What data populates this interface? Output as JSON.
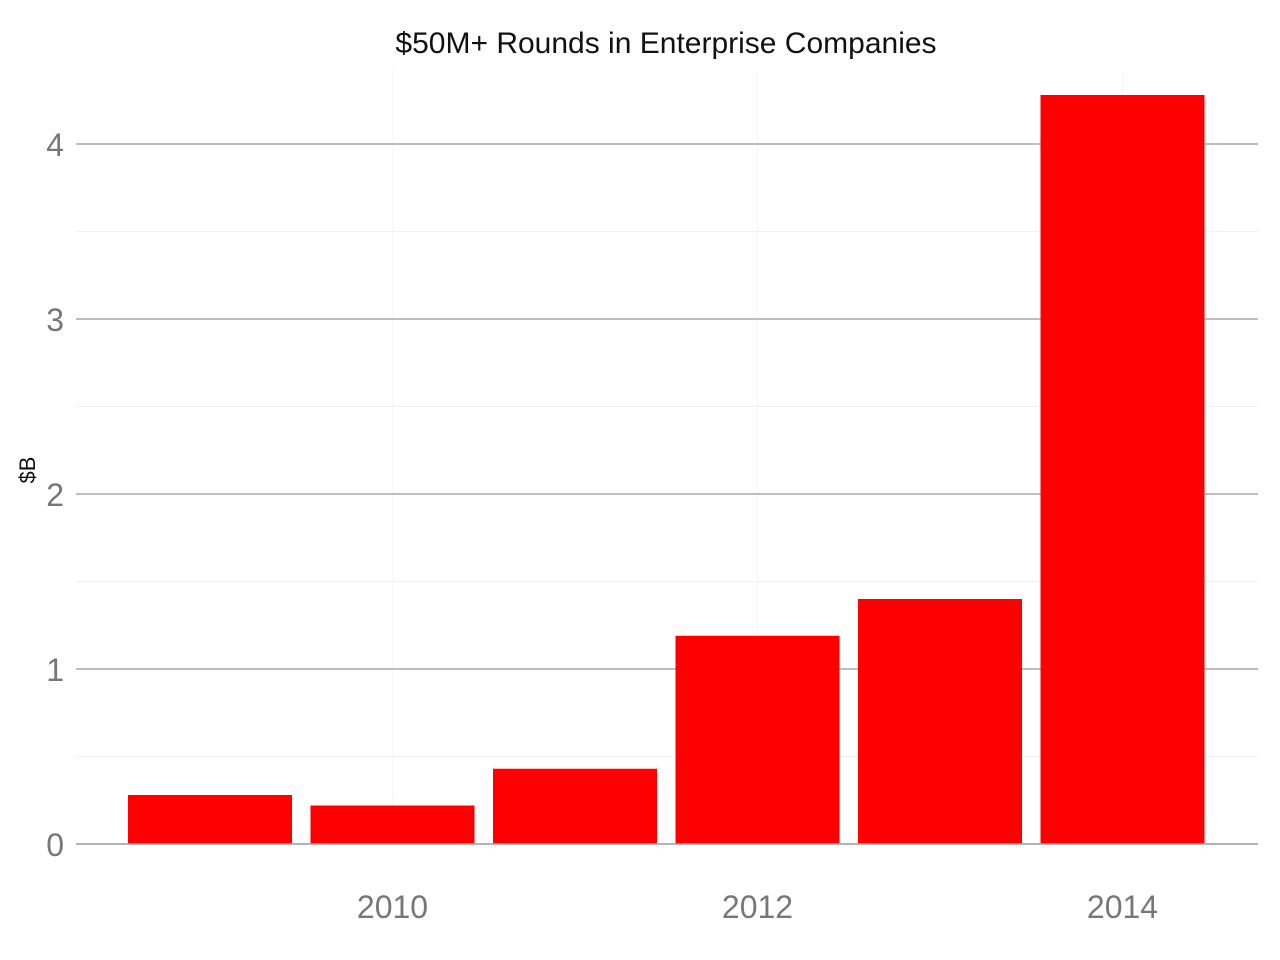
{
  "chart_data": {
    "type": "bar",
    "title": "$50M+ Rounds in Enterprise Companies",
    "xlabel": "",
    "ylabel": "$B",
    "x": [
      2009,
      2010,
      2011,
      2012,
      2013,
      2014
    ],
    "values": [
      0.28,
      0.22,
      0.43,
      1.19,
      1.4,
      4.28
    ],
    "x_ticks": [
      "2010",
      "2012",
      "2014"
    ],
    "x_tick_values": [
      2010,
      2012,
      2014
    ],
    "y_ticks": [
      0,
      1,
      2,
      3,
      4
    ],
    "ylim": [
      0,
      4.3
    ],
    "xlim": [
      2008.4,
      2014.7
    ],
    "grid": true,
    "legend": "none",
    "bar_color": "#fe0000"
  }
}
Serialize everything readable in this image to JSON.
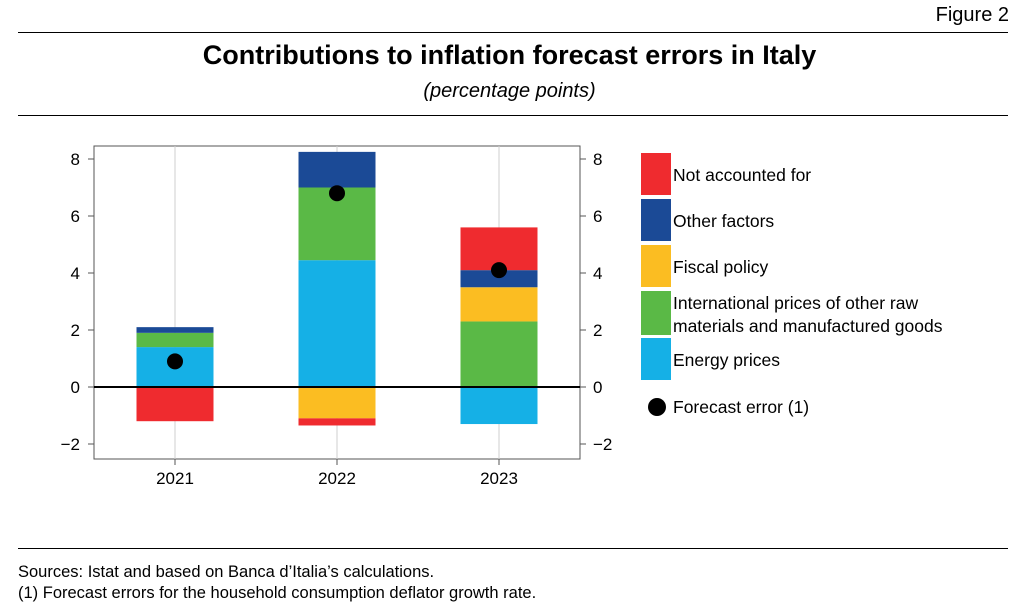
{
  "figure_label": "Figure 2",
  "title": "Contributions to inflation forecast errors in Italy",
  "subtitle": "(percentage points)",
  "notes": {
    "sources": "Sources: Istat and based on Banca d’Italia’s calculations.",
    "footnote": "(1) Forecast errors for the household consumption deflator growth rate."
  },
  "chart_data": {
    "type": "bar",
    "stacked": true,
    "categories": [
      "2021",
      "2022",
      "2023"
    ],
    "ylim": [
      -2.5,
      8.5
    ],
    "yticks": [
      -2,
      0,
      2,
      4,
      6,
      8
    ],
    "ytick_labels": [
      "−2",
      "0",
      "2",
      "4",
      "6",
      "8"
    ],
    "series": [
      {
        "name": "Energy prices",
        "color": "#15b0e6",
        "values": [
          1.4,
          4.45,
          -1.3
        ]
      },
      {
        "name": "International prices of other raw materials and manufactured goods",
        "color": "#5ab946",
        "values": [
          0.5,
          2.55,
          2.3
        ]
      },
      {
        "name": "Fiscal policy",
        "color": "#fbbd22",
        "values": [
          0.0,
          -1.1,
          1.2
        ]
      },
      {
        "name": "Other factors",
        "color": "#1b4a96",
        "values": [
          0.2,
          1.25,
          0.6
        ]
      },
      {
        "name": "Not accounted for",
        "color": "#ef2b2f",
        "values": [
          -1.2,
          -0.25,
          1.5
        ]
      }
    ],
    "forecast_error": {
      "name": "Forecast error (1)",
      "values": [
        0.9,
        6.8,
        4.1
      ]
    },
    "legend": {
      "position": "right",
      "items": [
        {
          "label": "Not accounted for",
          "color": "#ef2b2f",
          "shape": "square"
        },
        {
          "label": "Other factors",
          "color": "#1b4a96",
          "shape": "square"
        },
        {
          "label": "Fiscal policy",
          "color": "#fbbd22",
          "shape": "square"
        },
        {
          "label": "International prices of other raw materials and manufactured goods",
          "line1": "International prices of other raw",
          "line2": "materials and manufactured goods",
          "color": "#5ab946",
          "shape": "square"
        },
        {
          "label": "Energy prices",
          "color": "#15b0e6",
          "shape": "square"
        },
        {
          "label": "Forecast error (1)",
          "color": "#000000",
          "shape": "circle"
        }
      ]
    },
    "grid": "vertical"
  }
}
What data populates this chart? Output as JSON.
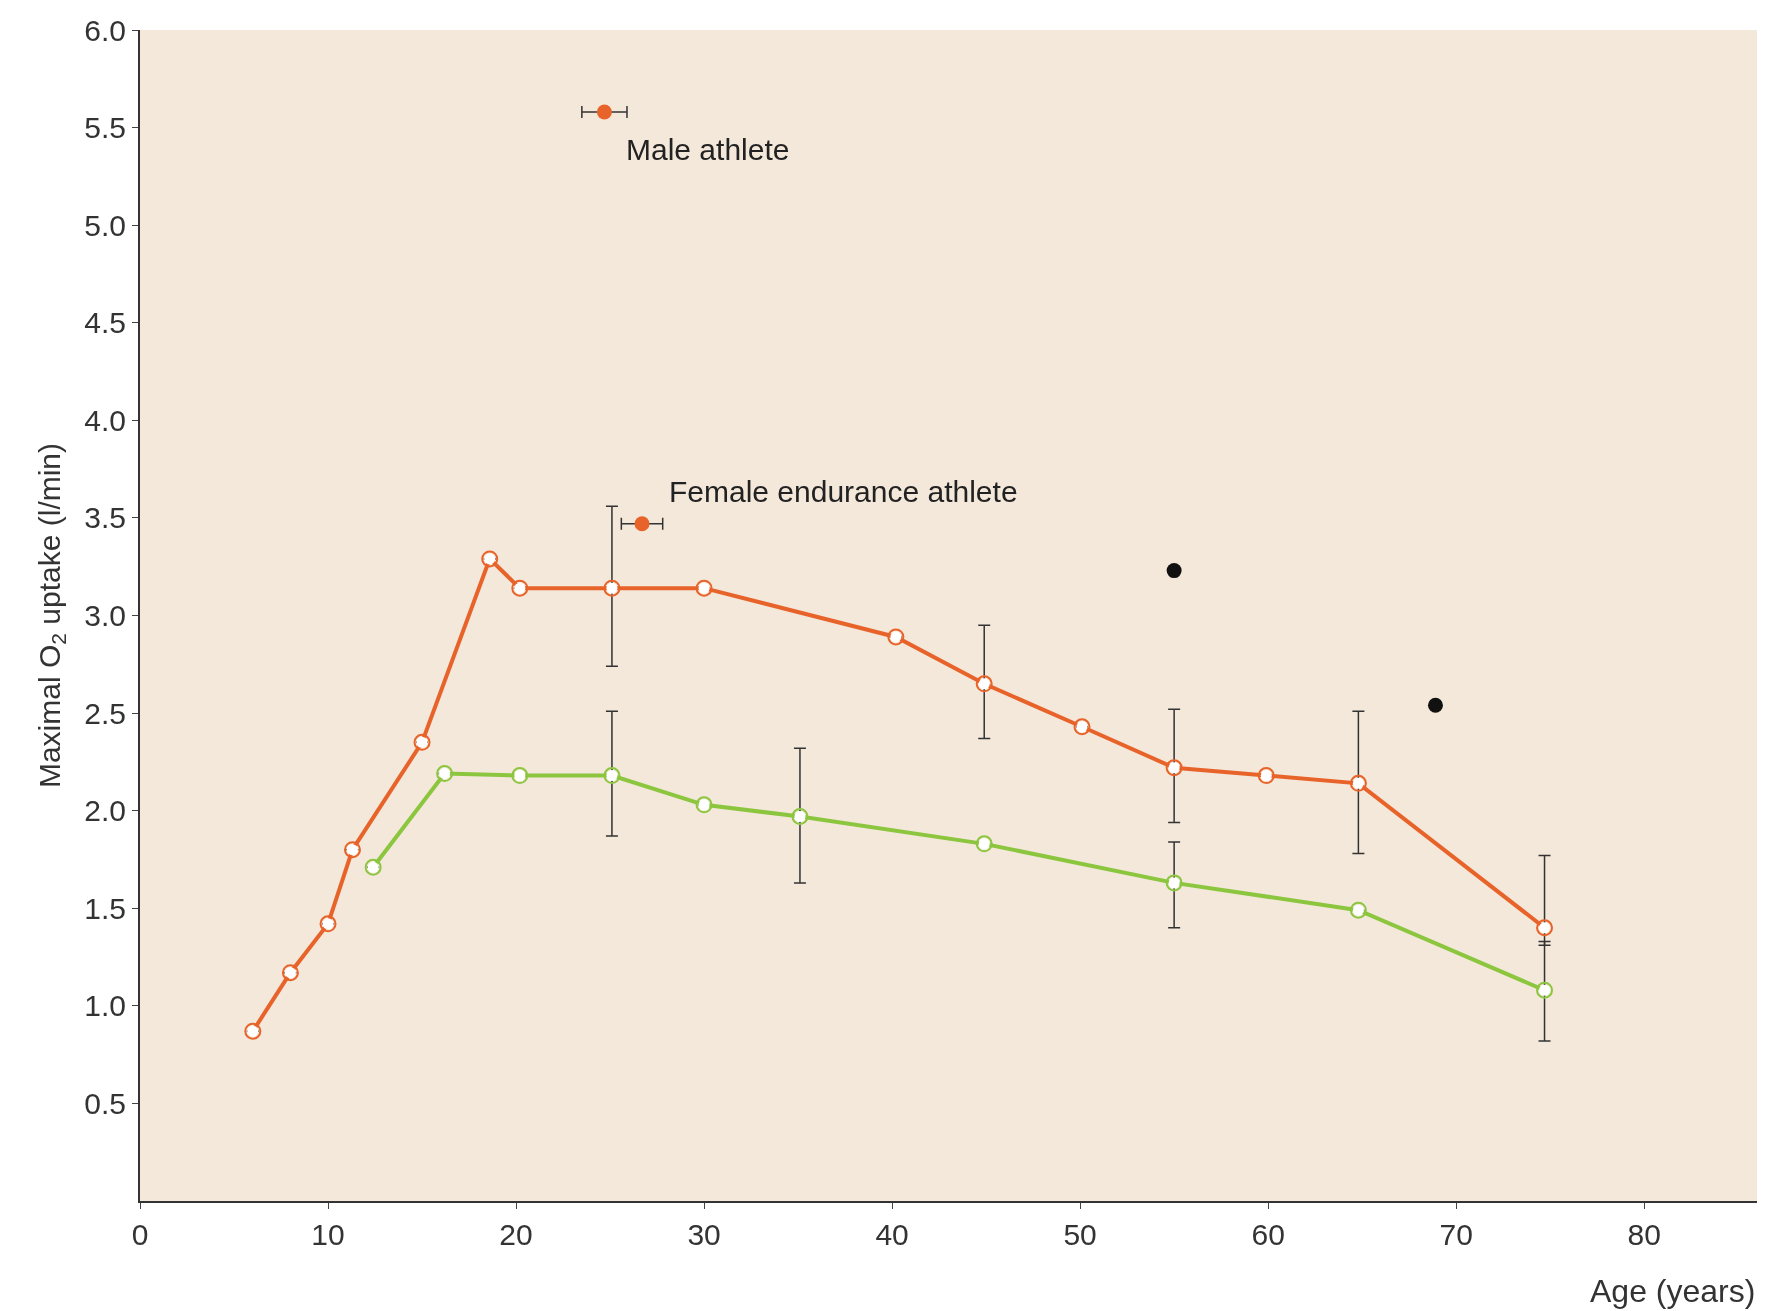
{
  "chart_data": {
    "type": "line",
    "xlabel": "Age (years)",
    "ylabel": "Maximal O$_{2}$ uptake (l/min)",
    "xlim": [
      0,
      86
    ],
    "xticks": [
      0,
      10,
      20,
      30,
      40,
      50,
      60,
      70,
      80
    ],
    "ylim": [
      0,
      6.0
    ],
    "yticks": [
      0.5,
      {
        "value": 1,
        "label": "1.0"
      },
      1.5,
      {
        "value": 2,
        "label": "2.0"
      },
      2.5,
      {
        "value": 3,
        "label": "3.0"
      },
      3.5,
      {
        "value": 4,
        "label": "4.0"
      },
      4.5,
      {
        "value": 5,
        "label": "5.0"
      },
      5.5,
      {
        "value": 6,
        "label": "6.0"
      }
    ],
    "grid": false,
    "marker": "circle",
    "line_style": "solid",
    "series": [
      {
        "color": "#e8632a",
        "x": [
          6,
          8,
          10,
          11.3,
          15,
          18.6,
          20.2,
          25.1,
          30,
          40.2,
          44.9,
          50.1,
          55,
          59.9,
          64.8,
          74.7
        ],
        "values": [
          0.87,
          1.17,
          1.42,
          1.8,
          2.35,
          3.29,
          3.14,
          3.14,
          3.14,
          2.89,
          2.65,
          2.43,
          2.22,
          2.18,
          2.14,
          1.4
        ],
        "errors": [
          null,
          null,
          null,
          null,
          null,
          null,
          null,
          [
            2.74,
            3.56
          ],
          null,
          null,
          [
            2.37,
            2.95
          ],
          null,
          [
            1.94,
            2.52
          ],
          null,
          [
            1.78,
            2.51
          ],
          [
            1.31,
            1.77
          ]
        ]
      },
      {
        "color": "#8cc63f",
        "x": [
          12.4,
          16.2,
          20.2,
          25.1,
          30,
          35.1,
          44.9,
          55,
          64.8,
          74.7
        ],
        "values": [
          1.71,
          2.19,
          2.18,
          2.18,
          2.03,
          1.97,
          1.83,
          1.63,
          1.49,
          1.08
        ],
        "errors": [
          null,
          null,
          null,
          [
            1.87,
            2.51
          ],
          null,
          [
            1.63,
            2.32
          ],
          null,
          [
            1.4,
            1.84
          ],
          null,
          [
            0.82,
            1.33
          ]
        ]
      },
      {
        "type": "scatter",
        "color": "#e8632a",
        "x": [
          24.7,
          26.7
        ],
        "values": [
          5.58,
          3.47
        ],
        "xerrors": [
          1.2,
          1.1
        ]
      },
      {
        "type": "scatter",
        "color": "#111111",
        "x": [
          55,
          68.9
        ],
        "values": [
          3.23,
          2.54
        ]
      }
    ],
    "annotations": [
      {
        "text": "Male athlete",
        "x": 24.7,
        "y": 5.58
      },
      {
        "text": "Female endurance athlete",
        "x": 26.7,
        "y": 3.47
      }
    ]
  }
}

━━━━━━━━━━━━━━━━━━━━━━━━━━━━━━

Task directions:
In the material above, find each line that contains the word "populates", and select it.

The completed task:
What data populates this interface? Output as JSON.
What data populates this chart? Output as JSON.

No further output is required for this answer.